◆ **Input**:
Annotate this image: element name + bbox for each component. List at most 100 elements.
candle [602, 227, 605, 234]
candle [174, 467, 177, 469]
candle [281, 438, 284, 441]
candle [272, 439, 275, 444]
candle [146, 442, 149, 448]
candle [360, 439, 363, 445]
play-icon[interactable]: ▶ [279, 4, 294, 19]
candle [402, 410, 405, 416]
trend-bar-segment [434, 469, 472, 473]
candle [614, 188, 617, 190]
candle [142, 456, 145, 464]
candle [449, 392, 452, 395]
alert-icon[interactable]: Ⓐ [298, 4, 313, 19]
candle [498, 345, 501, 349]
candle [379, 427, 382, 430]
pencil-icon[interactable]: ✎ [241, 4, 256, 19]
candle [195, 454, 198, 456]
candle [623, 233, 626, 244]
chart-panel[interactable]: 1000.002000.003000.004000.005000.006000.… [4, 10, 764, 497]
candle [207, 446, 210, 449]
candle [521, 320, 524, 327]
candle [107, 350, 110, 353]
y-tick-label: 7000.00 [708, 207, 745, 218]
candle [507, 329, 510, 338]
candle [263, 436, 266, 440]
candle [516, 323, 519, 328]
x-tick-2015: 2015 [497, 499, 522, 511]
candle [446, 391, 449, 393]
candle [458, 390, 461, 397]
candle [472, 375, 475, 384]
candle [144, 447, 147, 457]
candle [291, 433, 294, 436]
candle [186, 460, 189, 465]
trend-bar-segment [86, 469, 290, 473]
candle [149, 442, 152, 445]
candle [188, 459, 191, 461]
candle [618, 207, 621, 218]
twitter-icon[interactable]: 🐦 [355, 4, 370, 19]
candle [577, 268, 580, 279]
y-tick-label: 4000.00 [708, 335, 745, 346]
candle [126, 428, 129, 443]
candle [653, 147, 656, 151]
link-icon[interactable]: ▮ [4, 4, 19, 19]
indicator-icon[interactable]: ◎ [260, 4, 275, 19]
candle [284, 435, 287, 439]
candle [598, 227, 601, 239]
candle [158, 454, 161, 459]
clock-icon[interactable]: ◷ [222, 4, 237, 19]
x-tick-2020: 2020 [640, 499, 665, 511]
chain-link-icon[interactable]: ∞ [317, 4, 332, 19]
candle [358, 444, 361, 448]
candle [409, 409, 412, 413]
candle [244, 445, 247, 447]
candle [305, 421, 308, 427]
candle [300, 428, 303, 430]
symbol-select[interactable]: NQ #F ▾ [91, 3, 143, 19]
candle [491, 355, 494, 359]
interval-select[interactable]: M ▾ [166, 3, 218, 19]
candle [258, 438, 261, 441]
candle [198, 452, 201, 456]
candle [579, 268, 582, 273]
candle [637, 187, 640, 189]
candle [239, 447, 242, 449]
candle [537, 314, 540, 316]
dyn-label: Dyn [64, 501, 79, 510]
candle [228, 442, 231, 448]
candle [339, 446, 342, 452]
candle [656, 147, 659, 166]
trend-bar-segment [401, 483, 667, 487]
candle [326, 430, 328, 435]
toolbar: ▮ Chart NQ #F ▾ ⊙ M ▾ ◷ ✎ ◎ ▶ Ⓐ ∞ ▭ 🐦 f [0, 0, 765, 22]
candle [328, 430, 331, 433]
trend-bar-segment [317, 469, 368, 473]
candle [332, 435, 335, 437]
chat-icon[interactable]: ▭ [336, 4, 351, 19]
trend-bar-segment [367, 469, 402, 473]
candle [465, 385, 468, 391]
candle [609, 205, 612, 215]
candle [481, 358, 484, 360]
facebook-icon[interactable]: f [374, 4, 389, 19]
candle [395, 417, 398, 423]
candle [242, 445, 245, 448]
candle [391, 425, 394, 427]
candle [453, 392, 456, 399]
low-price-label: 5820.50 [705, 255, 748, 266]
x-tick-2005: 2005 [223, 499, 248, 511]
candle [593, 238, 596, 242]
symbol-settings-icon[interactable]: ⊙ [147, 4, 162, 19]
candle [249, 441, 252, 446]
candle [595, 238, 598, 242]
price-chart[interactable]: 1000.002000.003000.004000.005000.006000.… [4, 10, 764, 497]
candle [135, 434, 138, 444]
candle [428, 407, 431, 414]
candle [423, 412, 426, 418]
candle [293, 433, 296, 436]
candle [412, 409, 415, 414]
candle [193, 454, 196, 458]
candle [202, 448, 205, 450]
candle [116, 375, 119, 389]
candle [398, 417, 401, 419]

◆ **Required work**:
Reproduce all of the lines above word for word, from the first to the last, in their original order.

◆ **The solution**:
Annotate this image: element name + bbox for each component. List at most 100 elements.
candle [602, 227, 605, 234]
candle [174, 467, 177, 469]
candle [281, 438, 284, 441]
candle [272, 439, 275, 444]
candle [146, 442, 149, 448]
candle [360, 439, 363, 445]
play-icon[interactable]: ▶ [279, 4, 294, 19]
candle [402, 410, 405, 416]
trend-bar-segment [434, 469, 472, 473]
candle [614, 188, 617, 190]
candle [142, 456, 145, 464]
candle [449, 392, 452, 395]
alert-icon[interactable]: Ⓐ [298, 4, 313, 19]
candle [498, 345, 501, 349]
candle [379, 427, 382, 430]
pencil-icon[interactable]: ✎ [241, 4, 256, 19]
candle [195, 454, 198, 456]
candle [623, 233, 626, 244]
chart-panel[interactable]: 1000.002000.003000.004000.005000.006000.… [4, 10, 764, 497]
candle [207, 446, 210, 449]
candle [521, 320, 524, 327]
candle [107, 350, 110, 353]
y-tick-label: 7000.00 [708, 207, 745, 218]
candle [507, 329, 510, 338]
candle [263, 436, 266, 440]
candle [516, 323, 519, 328]
x-tick-2015: 2015 [497, 499, 522, 511]
candle [446, 391, 449, 393]
candle [458, 390, 461, 397]
candle [472, 375, 475, 384]
candle [144, 447, 147, 457]
candle [291, 433, 294, 436]
candle [186, 460, 189, 465]
trend-bar-segment [86, 469, 290, 473]
candle [149, 442, 152, 445]
candle [188, 459, 191, 461]
candle [618, 207, 621, 218]
twitter-icon[interactable]: 🐦 [355, 4, 370, 19]
candle [577, 268, 580, 279]
y-tick-label: 4000.00 [708, 335, 745, 346]
candle [126, 428, 129, 443]
candle [653, 147, 656, 151]
link-icon[interactable]: ▮ [4, 4, 19, 19]
indicator-icon[interactable]: ◎ [260, 4, 275, 19]
candle [284, 435, 287, 439]
candle [598, 227, 601, 239]
candle [158, 454, 161, 459]
clock-icon[interactable]: ◷ [222, 4, 237, 19]
x-tick-2020: 2020 [640, 499, 665, 511]
chain-link-icon[interactable]: ∞ [317, 4, 332, 19]
candle [358, 444, 361, 448]
candle [409, 409, 412, 413]
candle [244, 445, 247, 447]
candle [305, 421, 308, 427]
candle [300, 428, 303, 430]
symbol-select[interactable]: NQ #F ▾ [91, 3, 143, 19]
candle [491, 355, 494, 359]
interval-select[interactable]: M ▾ [166, 3, 218, 19]
candle [258, 438, 261, 441]
candle [198, 452, 201, 456]
candle [579, 268, 582, 273]
candle [637, 187, 640, 189]
candle [239, 447, 242, 449]
candle [537, 314, 540, 316]
dyn-label: Dyn [64, 501, 79, 510]
candle [228, 442, 231, 448]
candle [339, 446, 342, 452]
candle [656, 147, 659, 166]
trend-bar-segment [401, 483, 667, 487]
candle [326, 430, 328, 435]
toolbar: ▮ Chart NQ #F ▾ ⊙ M ▾ ◷ ✎ ◎ ▶ Ⓐ ∞ ▭ 🐦 f [0, 0, 765, 22]
candle [328, 430, 331, 433]
trend-bar-segment [317, 469, 368, 473]
candle [332, 435, 335, 437]
chat-icon[interactable]: ▭ [336, 4, 351, 19]
trend-bar-segment [367, 469, 402, 473]
candle [465, 385, 468, 391]
candle [609, 205, 612, 215]
candle [481, 358, 484, 360]
facebook-icon[interactable]: f [374, 4, 389, 19]
candle [395, 417, 398, 423]
candle [242, 445, 245, 448]
candle [391, 425, 394, 427]
candle [453, 392, 456, 399]
low-price-label: 5820.50 [705, 255, 748, 266]
x-tick-2005: 2005 [223, 499, 248, 511]
candle [593, 238, 596, 242]
symbol-settings-icon[interactable]: ⊙ [147, 4, 162, 19]
candle [249, 441, 252, 446]
candle [595, 238, 598, 242]
price-chart[interactable]: 1000.002000.003000.004000.005000.006000.… [4, 10, 764, 497]
candle [135, 434, 138, 444]
candle [428, 407, 431, 414]
candle [423, 412, 426, 418]
candle [293, 433, 296, 436]
candle [412, 409, 415, 414]
candle [193, 454, 196, 458]
candle [202, 448, 205, 450]
candle [116, 375, 119, 389]
candle [398, 417, 401, 419]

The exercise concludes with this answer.